### EXERCISE OBJECTIVE
Locate every line below that contains the word "this" and copy it.

□ □ □

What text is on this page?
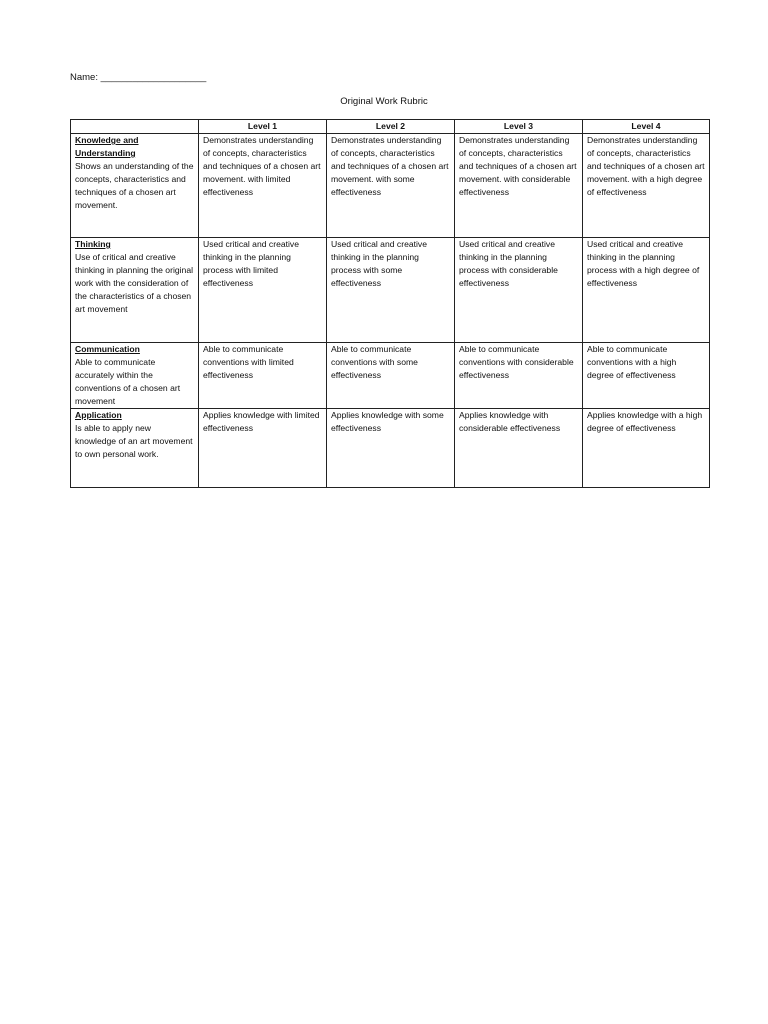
Name: ____________________
Original Work Rubric
	Level 1	Level 2	Level 3	Level 4

Knowledge and Understanding
Shows an understanding of the concepts, characteristics and techniques of a chosen art movement.	Demonstrates understanding of concepts, characteristics and techniques of a chosen art movement. with limited effectiveness	Demonstrates understanding of concepts, characteristics and techniques of a chosen art movement. with some effectiveness	Demonstrates understanding of concepts, characteristics and techniques of a chosen art movement. with considerable effectiveness	Demonstrates understanding of concepts, characteristics and techniques of a chosen art movement. with a high degree of effectiveness

Thinking
Use of critical and creative thinking in planning the original work with the consideration of the characteristics of a chosen art movement	Used critical and creative thinking in the planning process with limited effectiveness	Used critical and creative thinking in the planning process with some effectiveness	Used critical and creative thinking in the planning process with considerable effectiveness	Used critical and creative thinking in the planning process with a high degree of effectiveness

Communication
Able to communicate accurately within the conventions of a chosen art movement	Able to communicate conventions with limited effectiveness	Able to communicate conventions with some effectiveness	Able to communicate conventions with considerable effectiveness	Able to communicate conventions with a high degree of effectiveness

Application
Is able to apply new knowledge of an art movement to own personal work.	Applies knowledge with limited effectiveness	Applies knowledge with some effectiveness	Applies knowledge with considerable effectiveness	Applies knowledge with a high degree of effectiveness
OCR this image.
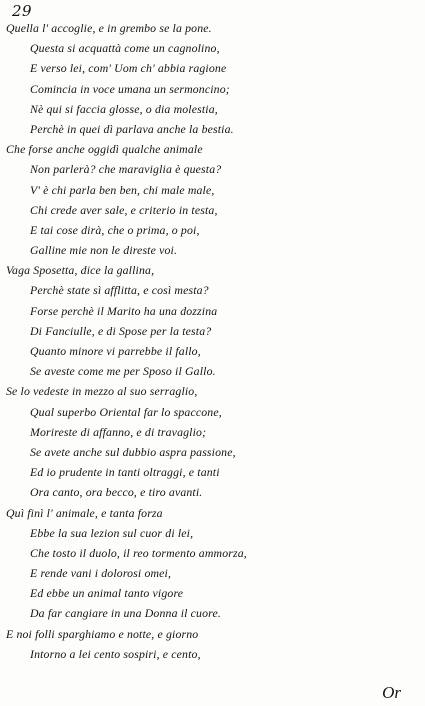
29
Quella l' accoglie, e in grembo se la pone.
Questa si acquattà come un cagnolino,
E verso lei, com' Uom ch' abbia ragione
Comincia in voce umana un sermoncino;
Nè qui si faccia glosse, o dia molestia,
Perchè in quei dì parlava anche la bestia.
Che forse anche oggidì qualche animale
Non parlerà? che maraviglia è questa?
V' è chi parla ben ben, chi male male,
Chi crede aver sale, e criterio in testa,
E tai cose dirà, che o prima, o poi,
Galline mie non le direste voi.
Vaga Sposetta, dice la gallina,
Perchè state sì afflitta, e così mesta?
Forse perchè il Marito ha una dozzina
Di Fanciulle, e di Spose per la testa?
Quanto minore vi parrebbe il fallo,
Se aveste come me per Sposo il Gallo.
Se lo vedeste in mezzo al suo serraglio,
Qual superbo Oriental far lo spaccone,
Morireste di affanno, e di travaglio;
Se avete anche sul dubbio aspra passione,
Ed io prudente in tanti oltraggi, e tanti
Ora canto, ora becco, e tiro avanti.
Quì finì l' animale, e tanta forza
Ebbe la sua lezion sul cuor di lei,
Che tosto il duolo, il reo tormento ammorza,
E rende vani i dolorosi omei,
Ed ebbe un animal tanto vigore
Da far cangiare in una Donna il cuore.
E noi folli sparghiamo e notte, e giorno
Intorno a lei cento sospiri, e cento,
Or
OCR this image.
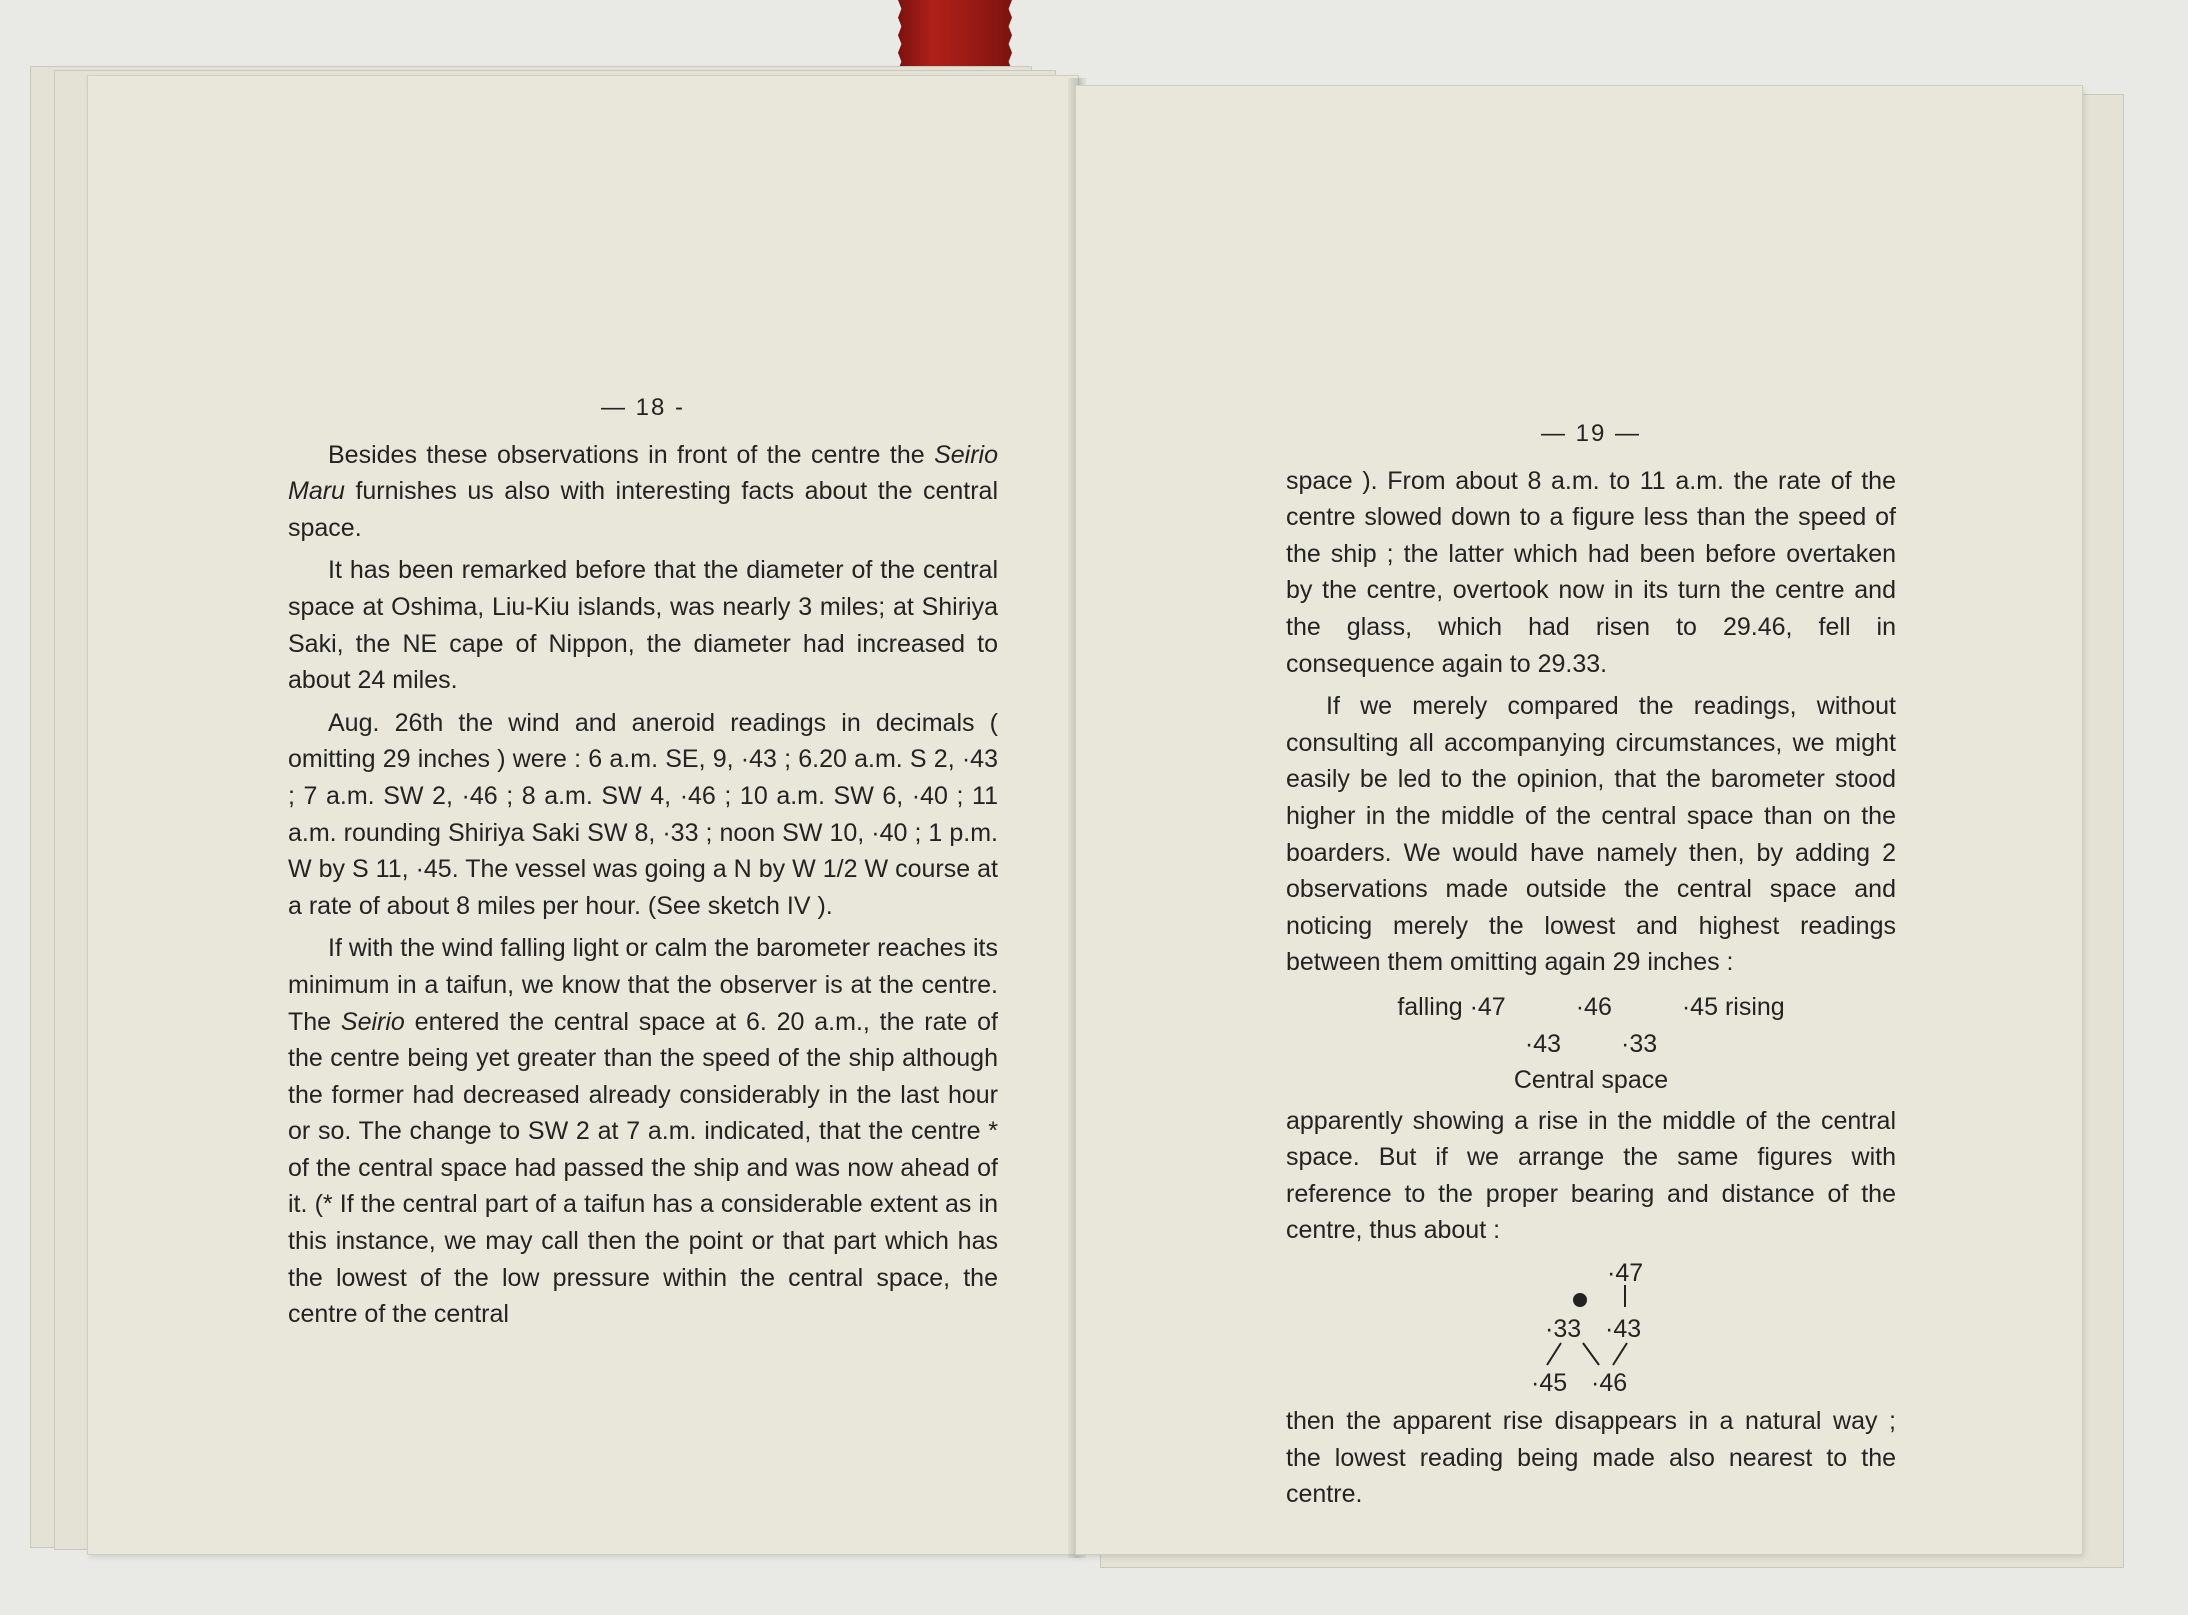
— 18 -

Besides these observations in front of the centre the Seirio Maru furnishes us also with interesting facts about the central space.

It has been remarked before that the diameter of the central space at Oshima, Liu-Kiu islands, was nearly 3 miles; at Shiriya Saki, the NE cape of Nippon, the diameter had increased to about 24 miles.

Aug. 26th the wind and aneroid readings in decimals ( omitting 29 inches ) were : 6 a.m. SE, 9, ·43 ; 6.20 a.m. S 2, ·43 ; 7 a.m. SW 2, ·46 ; 8 a.m. SW 4, ·46 ; 10 a.m. SW 6, ·40 ; 11 a.m. rounding Shiriya Saki SW 8, ·33 ; noon SW 10, ·40 ; 1 p.m. W by S 11, ·45. The vessel was going a N by W 1/2 W course at a rate of about 8 miles per hour. (See sketch IV ).

If with the wind falling light or calm the barometer reaches its minimum in a taifun, we know that the observer is at the centre. The Seirio entered the central space at 6. 20 a.m., the rate of the centre being yet greater than the speed of the ship although the former had decreased already considerably in the last hour or so. The change to SW 2 at 7 a.m. indicated, that the centre * of the central space had passed the ship and was now ahead of it. (* If the central part of a taifun has a considerable extent as in this instance, we may call then the point or that part which has the lowest of the low pressure within the central space, the centre of the central

— 19 —

space ). From about 8 a.m. to 11 a.m. the rate of the centre slowed down to a figure less than the speed of the ship ; the latter which had been before overtaken by the centre, overtook now in its turn the centre and the glass, which had risen to 29.46, fell in consequence again to 29.33.

If we merely compared the readings, without consulting all accompanying circumstances, we might easily be led to the opinion, that the barometer stood higher in the middle of the central space than on the boarders. We would have namely then, by adding 2 observations made outside the central space and noticing merely the lowest and highest readings between them omitting again 29 inches :

falling ·47	·46	·45 rising
·43 ·33
Central space

apparently showing a rise in the middle of the central space. But if we arrange the same figures with reference to the proper bearing and distance of the centre, thus about :

·47
·33 ·43
·45 ·46

then the apparent rise disappears in a natural way ; the lowest reading being made also nearest to the centre.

□ □ □

### FINAL ANSWER
What text is on this page?
OCR this image.
OCR this image.
If with the wind falling light or calm the barometer reaches its minimum in a taifun, we know that the observer is at the centre. The Seirio entered the central space at 6. 20 a.m., the rate of the centre being yet greater than the speed of the ship although the former had decreased already considerably in the last hour or so. The change to SW 2 at 7 a.m. indicated, that the centre * of the central space had passed the ship and was now ahead of it. (* If the central part of a taifun has a considerable extent as in this instance, we may call then the point or that part which has the lowest of the low pressure within the central space, the centre of the central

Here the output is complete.